## Start Records provided

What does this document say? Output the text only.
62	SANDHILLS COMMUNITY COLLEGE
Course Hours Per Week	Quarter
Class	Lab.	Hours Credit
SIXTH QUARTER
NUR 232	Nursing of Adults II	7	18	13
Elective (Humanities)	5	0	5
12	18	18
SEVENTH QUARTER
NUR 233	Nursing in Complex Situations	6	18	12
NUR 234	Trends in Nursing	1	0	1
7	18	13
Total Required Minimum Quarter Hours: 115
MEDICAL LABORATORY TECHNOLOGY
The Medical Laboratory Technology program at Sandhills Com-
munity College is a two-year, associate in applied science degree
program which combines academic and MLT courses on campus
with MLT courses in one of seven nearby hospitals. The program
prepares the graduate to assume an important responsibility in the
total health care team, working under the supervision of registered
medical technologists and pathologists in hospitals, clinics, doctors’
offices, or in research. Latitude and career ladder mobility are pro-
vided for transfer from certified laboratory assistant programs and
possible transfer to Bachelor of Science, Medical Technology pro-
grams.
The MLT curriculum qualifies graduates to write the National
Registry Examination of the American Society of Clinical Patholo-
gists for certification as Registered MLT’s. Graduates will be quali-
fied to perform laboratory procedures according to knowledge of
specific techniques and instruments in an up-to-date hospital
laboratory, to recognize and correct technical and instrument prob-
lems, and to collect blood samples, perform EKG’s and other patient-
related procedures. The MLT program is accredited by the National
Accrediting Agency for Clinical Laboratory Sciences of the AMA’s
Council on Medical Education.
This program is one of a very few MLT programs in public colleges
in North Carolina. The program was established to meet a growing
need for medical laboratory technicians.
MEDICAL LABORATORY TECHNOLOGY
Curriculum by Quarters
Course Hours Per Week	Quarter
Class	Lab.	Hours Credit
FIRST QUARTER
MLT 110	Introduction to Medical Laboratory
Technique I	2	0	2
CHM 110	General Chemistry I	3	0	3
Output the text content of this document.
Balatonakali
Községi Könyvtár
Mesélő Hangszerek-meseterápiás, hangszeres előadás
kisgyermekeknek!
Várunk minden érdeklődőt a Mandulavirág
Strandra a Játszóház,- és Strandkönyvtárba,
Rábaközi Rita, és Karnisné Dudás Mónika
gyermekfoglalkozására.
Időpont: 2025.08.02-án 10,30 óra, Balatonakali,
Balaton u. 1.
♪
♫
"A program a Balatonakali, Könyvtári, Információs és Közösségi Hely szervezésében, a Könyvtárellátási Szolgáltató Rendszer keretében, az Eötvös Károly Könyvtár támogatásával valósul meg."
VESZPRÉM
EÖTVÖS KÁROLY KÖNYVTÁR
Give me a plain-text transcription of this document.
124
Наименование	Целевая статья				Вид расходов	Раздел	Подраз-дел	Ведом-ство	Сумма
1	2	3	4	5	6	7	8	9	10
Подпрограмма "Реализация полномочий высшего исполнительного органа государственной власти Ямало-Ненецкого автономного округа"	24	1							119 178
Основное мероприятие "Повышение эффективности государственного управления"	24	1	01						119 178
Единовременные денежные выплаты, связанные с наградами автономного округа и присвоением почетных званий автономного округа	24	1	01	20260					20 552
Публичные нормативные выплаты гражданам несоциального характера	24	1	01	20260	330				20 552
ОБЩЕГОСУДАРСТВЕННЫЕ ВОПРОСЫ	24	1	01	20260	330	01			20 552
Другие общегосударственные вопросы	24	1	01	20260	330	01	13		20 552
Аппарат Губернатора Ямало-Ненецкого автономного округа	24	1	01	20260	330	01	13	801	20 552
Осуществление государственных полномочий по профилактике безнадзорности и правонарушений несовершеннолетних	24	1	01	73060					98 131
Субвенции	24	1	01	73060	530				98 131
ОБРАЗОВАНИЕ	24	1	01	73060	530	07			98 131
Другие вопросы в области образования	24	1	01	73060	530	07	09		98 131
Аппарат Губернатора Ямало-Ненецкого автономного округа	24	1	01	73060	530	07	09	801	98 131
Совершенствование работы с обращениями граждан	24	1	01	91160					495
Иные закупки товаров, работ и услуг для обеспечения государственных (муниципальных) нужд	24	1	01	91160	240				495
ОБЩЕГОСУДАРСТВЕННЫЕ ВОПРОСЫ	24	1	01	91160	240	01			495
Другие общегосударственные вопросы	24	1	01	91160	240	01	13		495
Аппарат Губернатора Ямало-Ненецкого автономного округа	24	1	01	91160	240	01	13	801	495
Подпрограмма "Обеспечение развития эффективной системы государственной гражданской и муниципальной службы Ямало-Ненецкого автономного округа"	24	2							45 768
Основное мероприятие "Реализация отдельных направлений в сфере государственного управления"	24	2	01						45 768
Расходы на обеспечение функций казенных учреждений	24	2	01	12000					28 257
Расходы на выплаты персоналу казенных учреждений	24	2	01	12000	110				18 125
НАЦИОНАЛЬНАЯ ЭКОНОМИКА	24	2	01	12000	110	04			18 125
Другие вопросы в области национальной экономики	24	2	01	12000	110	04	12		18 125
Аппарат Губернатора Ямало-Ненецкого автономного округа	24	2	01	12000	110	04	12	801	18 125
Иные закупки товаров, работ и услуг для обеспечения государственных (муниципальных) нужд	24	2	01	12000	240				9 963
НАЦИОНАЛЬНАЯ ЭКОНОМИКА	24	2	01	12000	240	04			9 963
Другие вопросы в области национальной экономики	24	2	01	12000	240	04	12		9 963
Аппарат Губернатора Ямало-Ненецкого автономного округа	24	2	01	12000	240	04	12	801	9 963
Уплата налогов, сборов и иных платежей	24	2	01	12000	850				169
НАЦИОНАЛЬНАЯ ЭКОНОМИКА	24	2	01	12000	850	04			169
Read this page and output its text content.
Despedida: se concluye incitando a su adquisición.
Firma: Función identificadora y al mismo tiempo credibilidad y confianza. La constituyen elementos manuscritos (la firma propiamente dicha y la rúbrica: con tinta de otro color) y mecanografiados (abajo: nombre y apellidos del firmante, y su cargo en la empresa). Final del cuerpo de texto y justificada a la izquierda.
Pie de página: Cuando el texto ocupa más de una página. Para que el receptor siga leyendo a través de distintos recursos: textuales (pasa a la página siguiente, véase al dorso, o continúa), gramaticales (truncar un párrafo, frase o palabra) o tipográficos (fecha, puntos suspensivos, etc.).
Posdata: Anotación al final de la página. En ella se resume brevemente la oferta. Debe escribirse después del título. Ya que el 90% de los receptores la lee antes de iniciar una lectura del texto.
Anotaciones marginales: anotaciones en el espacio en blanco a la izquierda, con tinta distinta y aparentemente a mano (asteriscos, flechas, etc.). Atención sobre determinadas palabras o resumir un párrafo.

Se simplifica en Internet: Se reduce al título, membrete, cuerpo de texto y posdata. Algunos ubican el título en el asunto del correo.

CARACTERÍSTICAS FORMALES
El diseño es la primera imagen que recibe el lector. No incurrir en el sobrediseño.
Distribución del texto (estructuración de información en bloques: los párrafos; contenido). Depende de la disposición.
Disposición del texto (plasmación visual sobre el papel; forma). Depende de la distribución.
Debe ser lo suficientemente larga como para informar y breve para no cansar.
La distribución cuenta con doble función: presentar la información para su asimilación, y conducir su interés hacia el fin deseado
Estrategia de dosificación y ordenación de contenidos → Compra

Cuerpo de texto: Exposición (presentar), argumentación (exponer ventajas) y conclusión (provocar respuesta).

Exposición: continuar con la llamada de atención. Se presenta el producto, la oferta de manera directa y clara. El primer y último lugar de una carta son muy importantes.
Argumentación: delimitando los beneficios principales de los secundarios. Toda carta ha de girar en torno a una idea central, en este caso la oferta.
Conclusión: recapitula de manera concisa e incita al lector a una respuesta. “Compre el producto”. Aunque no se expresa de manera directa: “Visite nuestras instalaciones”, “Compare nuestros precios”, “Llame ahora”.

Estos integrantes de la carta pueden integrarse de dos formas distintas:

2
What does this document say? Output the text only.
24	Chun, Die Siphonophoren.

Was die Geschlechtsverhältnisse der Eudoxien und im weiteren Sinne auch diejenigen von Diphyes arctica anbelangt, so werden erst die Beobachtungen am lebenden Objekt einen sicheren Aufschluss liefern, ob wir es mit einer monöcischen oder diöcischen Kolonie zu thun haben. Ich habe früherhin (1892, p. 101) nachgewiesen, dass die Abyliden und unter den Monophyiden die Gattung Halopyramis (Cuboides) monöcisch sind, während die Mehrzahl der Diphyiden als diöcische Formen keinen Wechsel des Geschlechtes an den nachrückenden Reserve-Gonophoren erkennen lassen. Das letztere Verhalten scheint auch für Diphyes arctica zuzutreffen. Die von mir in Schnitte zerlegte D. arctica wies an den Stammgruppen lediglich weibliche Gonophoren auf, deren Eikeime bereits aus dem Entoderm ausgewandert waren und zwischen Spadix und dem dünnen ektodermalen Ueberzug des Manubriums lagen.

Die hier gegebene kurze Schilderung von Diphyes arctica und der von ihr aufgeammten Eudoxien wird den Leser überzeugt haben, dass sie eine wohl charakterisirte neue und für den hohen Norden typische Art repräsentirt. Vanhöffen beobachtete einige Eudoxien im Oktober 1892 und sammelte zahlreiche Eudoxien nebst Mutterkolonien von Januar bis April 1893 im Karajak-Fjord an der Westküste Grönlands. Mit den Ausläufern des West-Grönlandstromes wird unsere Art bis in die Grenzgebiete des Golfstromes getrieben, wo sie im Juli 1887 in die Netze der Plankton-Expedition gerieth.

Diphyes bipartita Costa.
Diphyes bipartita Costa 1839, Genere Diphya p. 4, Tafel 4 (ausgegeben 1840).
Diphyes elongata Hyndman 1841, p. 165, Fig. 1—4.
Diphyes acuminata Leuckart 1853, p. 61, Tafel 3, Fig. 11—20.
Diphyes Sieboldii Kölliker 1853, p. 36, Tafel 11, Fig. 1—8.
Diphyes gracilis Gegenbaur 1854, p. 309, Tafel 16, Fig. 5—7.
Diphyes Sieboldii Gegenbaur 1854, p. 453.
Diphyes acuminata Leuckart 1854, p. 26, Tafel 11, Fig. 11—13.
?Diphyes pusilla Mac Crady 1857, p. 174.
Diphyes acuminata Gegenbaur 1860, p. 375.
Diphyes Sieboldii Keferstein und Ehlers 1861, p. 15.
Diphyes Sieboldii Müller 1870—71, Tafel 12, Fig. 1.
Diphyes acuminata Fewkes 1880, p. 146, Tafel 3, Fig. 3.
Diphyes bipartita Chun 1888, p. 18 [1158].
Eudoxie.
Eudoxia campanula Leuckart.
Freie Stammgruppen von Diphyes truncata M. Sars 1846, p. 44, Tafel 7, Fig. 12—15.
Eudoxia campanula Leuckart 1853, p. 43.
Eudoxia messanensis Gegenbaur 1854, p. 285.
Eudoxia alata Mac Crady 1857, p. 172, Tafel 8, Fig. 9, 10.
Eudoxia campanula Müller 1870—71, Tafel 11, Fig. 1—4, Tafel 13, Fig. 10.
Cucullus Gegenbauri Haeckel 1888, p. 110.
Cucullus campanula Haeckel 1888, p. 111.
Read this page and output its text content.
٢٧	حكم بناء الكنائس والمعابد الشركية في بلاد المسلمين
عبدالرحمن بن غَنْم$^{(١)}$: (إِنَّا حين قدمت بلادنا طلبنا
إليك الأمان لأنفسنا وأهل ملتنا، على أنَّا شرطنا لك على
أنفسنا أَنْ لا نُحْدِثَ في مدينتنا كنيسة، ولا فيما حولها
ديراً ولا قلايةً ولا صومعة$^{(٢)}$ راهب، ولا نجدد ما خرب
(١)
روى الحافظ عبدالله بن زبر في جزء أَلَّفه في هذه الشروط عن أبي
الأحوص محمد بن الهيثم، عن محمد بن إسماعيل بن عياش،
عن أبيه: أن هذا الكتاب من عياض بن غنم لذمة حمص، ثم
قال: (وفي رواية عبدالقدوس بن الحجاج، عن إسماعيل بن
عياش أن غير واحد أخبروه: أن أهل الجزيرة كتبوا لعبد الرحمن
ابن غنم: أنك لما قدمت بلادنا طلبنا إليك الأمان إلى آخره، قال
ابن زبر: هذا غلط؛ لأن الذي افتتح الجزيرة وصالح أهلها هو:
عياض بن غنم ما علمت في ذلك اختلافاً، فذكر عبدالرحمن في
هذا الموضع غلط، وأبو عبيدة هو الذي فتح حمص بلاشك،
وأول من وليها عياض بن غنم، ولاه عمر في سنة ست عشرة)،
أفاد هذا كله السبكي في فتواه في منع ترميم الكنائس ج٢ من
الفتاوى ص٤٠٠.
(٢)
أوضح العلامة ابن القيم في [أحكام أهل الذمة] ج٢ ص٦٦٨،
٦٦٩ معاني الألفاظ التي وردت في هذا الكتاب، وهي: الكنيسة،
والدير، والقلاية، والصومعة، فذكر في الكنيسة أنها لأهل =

## End Records provided

* [Instruction]: Report the number of lines above that contain the word "Иные", and only that number.

* [Task output]: 2